Your goal
Identify the lines bearing the string "выполнения" and gather them.

Provided information
- - - - -

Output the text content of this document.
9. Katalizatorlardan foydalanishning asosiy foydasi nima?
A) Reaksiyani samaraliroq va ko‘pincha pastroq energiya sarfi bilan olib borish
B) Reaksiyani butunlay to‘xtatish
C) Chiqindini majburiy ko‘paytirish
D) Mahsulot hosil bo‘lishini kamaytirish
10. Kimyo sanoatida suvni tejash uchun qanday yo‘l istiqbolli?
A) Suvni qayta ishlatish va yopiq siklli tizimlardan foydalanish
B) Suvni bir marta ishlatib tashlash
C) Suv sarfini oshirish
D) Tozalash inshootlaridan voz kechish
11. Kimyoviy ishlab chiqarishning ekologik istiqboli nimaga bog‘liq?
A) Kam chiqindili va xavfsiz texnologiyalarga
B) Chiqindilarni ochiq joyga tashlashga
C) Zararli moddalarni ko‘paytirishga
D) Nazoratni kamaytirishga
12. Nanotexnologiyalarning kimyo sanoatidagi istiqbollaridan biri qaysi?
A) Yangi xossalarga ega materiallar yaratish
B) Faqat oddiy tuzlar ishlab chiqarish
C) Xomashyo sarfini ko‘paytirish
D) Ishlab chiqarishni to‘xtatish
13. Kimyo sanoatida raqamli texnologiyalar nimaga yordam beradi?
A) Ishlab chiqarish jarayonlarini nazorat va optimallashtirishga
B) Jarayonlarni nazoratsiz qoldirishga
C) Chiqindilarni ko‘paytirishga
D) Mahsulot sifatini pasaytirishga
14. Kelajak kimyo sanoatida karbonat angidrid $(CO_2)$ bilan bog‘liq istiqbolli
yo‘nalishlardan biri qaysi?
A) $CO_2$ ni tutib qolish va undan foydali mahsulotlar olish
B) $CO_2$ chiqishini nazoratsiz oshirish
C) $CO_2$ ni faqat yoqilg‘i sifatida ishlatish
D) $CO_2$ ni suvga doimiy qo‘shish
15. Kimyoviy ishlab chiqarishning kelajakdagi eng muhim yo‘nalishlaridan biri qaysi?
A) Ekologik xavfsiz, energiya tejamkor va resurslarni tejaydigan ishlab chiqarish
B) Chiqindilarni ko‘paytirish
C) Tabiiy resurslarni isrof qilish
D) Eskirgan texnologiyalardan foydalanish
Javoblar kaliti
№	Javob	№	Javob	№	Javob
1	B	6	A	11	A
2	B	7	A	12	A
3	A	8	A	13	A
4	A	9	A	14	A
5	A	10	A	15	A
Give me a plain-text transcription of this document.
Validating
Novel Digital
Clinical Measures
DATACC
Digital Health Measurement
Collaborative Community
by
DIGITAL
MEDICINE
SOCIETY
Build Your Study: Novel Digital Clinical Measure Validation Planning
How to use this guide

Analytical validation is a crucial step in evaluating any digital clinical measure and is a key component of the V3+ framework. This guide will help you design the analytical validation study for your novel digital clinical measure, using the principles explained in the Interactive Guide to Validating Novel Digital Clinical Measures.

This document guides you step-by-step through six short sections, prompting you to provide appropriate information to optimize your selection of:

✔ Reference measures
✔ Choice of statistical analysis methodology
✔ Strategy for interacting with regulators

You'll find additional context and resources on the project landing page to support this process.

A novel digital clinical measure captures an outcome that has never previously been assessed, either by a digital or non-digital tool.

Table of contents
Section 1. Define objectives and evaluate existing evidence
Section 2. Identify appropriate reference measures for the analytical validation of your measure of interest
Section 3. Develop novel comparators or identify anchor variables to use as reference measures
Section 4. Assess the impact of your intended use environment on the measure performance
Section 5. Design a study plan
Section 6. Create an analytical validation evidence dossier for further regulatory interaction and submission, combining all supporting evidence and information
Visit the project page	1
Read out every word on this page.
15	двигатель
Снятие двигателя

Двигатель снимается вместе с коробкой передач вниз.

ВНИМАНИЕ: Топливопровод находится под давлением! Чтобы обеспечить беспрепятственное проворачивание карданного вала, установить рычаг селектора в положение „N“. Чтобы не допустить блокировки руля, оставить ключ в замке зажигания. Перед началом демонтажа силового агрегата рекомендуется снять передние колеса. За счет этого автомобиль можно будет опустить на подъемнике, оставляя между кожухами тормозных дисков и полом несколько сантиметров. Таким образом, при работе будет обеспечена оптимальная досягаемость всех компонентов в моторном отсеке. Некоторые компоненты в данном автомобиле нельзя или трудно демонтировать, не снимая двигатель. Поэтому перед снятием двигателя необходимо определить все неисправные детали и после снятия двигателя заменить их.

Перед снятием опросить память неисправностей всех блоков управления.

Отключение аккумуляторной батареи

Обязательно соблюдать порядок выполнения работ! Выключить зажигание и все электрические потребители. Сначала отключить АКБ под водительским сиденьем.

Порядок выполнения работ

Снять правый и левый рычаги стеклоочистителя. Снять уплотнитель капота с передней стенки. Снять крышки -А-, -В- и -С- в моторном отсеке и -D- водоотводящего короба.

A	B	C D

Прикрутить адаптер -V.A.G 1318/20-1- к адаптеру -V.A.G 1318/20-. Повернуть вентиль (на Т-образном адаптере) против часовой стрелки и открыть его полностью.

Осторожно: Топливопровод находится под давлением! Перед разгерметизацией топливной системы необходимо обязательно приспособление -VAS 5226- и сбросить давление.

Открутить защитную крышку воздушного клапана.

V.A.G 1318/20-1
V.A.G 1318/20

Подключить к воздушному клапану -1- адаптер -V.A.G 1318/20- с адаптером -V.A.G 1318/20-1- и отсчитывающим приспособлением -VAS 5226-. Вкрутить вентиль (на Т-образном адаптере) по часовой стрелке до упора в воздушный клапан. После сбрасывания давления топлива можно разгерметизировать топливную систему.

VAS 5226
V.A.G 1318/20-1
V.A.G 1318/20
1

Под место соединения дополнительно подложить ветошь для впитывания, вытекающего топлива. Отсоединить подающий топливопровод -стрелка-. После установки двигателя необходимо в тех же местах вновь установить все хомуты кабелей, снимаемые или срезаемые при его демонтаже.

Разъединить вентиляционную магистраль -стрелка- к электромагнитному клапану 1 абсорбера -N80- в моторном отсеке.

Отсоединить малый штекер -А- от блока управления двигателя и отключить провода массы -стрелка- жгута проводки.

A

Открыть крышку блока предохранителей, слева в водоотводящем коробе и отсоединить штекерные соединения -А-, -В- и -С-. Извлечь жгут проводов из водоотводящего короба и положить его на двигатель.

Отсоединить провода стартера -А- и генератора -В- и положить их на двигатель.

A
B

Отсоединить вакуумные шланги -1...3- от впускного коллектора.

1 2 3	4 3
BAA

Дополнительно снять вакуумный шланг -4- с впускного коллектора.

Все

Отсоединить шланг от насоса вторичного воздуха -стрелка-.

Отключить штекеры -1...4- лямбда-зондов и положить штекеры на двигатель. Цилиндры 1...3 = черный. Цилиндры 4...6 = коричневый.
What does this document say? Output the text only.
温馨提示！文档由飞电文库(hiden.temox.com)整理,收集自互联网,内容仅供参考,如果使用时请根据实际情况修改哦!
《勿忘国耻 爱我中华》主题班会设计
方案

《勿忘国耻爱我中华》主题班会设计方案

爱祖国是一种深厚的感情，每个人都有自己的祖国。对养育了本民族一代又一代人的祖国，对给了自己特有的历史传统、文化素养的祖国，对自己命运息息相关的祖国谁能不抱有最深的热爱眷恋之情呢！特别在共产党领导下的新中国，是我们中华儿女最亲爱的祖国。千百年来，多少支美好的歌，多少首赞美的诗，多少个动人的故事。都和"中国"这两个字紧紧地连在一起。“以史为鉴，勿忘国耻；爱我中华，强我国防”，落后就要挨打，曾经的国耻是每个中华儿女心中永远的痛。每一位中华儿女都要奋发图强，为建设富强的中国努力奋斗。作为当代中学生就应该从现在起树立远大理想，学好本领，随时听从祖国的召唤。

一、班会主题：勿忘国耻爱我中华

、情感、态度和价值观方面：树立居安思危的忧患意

- - - - -

Output below
Обязательно соблюдать порядок выполнения работ! Выключить зажигание и все электрические потребители. Сначала отключить АКБ под водительским сиденьем.
Порядок выполнения работ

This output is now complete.